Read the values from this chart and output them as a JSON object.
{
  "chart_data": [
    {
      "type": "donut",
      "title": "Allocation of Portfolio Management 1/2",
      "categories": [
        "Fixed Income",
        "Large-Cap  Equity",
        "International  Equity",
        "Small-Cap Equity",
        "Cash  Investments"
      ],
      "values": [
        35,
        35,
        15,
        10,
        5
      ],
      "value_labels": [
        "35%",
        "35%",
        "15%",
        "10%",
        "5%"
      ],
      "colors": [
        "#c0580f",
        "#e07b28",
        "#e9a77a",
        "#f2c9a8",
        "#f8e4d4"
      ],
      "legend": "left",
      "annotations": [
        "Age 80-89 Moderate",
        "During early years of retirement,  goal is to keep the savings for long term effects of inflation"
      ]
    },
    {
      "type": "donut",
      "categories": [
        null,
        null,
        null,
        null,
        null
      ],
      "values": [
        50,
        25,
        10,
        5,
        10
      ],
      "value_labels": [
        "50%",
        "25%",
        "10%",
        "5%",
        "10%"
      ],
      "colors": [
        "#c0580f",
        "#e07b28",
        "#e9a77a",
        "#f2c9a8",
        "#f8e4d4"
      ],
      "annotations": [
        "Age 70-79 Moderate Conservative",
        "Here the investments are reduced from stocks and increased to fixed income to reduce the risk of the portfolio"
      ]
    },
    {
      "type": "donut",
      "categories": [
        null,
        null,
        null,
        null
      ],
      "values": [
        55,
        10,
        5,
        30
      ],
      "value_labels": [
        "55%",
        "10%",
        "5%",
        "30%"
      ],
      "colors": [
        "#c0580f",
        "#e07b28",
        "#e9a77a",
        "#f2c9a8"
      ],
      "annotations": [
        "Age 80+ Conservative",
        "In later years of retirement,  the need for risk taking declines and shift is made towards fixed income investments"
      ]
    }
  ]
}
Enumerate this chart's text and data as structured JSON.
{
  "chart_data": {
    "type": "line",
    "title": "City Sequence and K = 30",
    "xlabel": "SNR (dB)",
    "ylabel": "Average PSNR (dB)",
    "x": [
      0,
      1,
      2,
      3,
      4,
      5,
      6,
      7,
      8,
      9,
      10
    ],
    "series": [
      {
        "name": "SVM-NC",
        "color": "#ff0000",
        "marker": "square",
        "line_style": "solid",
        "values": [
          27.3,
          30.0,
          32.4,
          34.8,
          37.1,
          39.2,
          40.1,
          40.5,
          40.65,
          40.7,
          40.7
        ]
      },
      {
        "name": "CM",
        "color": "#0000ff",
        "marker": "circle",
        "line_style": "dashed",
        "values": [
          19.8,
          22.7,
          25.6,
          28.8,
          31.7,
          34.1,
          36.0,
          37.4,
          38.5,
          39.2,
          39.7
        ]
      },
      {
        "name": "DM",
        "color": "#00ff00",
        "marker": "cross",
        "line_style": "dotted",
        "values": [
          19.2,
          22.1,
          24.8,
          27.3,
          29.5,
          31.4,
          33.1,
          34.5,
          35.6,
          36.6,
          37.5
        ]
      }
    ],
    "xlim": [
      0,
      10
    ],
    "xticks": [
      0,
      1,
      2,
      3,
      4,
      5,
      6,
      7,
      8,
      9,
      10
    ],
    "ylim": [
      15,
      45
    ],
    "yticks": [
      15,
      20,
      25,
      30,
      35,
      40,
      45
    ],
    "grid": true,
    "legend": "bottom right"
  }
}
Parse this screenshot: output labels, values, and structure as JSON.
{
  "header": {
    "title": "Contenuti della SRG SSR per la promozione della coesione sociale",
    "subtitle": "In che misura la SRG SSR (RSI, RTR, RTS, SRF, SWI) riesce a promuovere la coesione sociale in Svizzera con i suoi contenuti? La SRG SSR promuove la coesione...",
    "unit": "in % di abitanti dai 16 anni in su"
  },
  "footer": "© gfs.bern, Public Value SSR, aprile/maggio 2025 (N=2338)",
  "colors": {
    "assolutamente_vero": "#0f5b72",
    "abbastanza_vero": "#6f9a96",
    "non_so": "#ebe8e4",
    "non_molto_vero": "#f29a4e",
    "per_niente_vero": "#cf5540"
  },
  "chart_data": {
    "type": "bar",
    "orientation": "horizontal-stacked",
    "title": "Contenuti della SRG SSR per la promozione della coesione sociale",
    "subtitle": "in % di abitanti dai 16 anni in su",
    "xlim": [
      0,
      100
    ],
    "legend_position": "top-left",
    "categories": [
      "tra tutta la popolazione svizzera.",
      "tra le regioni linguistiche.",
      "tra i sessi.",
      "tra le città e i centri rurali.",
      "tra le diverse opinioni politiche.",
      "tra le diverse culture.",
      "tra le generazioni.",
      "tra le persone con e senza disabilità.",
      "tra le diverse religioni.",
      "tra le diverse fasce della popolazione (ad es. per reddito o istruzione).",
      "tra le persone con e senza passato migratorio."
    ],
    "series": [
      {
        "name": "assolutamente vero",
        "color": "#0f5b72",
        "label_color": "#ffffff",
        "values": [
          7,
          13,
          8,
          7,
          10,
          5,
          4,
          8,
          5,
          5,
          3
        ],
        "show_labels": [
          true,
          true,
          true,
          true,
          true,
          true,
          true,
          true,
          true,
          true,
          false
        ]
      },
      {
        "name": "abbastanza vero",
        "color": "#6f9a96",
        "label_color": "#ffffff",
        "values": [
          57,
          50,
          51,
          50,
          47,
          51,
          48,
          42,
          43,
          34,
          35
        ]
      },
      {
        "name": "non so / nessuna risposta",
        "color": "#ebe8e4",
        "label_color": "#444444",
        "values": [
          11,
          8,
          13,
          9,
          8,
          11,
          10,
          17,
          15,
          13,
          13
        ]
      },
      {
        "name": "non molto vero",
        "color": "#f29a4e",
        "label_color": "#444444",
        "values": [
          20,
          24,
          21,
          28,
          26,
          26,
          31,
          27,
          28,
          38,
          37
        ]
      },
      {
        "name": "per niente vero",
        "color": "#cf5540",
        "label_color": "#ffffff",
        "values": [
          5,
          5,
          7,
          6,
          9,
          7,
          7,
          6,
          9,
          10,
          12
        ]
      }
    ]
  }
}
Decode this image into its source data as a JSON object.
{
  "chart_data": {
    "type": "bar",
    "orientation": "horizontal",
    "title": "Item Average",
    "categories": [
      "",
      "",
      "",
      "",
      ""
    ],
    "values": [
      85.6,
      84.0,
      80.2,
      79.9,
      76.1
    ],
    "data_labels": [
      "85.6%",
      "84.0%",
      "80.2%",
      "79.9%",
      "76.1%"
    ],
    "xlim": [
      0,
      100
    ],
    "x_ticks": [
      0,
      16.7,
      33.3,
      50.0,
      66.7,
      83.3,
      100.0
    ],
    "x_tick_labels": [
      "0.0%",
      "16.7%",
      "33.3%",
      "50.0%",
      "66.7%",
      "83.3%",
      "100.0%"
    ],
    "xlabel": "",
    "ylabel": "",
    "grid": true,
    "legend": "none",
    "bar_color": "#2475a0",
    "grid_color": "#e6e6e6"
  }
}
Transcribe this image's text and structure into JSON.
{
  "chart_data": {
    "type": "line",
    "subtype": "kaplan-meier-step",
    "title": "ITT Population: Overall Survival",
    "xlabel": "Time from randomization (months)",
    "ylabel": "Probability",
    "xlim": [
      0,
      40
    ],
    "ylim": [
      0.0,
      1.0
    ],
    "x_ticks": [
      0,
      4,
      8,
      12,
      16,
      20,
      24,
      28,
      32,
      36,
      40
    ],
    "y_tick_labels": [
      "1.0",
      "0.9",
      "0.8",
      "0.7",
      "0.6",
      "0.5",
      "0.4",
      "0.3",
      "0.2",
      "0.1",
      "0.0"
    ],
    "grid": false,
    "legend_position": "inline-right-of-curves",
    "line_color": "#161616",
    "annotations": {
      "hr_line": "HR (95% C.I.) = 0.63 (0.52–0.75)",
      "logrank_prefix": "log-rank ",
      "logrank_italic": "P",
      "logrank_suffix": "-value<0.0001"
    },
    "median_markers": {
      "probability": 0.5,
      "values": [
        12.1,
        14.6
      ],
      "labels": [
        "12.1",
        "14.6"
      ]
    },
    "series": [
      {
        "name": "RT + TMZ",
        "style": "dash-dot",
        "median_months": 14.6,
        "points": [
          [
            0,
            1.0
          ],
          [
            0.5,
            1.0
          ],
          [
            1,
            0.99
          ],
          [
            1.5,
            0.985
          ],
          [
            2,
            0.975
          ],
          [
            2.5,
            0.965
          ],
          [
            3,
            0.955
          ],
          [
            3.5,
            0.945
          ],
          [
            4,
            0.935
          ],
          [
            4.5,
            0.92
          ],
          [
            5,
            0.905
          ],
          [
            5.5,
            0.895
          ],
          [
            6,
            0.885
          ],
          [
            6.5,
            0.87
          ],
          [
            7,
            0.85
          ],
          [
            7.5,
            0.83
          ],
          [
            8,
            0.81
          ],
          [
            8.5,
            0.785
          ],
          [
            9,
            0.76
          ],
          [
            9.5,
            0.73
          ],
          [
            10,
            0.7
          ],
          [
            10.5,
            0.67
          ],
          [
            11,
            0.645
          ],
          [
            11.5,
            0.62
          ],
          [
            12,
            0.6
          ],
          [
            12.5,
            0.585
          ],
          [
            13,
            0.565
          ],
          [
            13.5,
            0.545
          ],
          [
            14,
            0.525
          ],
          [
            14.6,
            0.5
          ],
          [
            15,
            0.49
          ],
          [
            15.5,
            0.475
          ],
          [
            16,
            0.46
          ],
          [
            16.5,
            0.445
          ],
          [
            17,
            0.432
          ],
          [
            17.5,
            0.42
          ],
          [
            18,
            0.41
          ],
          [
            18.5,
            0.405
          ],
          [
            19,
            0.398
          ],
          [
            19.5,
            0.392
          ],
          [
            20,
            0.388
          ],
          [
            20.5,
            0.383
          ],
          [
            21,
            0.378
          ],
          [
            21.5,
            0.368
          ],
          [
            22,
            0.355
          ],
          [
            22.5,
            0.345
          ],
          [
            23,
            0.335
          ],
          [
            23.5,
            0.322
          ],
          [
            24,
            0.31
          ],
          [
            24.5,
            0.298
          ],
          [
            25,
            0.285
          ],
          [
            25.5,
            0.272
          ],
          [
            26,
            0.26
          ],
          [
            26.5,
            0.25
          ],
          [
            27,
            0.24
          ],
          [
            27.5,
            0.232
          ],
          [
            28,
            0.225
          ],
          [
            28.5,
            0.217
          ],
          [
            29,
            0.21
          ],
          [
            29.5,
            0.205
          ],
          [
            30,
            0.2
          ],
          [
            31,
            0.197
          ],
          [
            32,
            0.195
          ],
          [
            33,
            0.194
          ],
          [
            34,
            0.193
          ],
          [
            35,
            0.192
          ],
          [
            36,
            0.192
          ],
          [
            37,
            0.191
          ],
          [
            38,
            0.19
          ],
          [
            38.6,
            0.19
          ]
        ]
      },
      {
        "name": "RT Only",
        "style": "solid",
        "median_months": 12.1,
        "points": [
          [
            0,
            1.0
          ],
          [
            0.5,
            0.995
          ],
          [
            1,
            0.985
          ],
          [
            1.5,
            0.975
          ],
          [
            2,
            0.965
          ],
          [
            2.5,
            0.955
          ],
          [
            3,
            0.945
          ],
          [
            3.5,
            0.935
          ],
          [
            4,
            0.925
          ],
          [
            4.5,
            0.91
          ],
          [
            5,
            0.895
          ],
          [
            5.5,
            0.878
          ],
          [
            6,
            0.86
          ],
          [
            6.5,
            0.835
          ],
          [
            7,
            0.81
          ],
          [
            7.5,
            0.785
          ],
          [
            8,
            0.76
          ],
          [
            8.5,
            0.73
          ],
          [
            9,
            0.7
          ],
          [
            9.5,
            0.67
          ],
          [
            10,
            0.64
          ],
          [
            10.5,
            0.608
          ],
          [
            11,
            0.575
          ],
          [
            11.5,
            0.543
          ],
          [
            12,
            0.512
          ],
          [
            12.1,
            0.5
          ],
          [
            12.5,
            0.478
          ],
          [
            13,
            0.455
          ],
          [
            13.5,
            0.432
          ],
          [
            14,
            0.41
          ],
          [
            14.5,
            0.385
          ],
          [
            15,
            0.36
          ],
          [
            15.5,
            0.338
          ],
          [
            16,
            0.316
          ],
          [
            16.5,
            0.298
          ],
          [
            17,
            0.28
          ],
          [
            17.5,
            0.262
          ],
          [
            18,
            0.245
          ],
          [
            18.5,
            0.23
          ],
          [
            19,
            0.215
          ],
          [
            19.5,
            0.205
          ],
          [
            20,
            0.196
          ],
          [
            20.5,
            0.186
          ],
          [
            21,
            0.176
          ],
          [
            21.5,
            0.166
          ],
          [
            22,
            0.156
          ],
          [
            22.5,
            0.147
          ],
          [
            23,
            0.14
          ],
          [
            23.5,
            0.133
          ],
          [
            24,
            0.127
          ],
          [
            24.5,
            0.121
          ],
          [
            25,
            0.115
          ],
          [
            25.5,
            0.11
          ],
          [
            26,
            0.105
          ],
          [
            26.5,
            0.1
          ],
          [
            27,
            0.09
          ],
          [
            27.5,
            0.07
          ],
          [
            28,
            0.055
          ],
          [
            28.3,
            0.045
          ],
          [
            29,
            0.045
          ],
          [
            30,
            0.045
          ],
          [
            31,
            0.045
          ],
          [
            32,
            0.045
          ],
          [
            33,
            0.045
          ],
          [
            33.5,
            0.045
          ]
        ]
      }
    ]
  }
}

= = =

#### WHAT YOU ARE ASKED TO DO
Filter lines by "retirement" and return each hit.

#### OUTPUT OF THE EXERCISE
        "During early years of retirement,  goal is to keep the savings for long term effects of inflation"
        "In later years of retirement,  the need for risk taking declines and shift is made towards fixed income investments"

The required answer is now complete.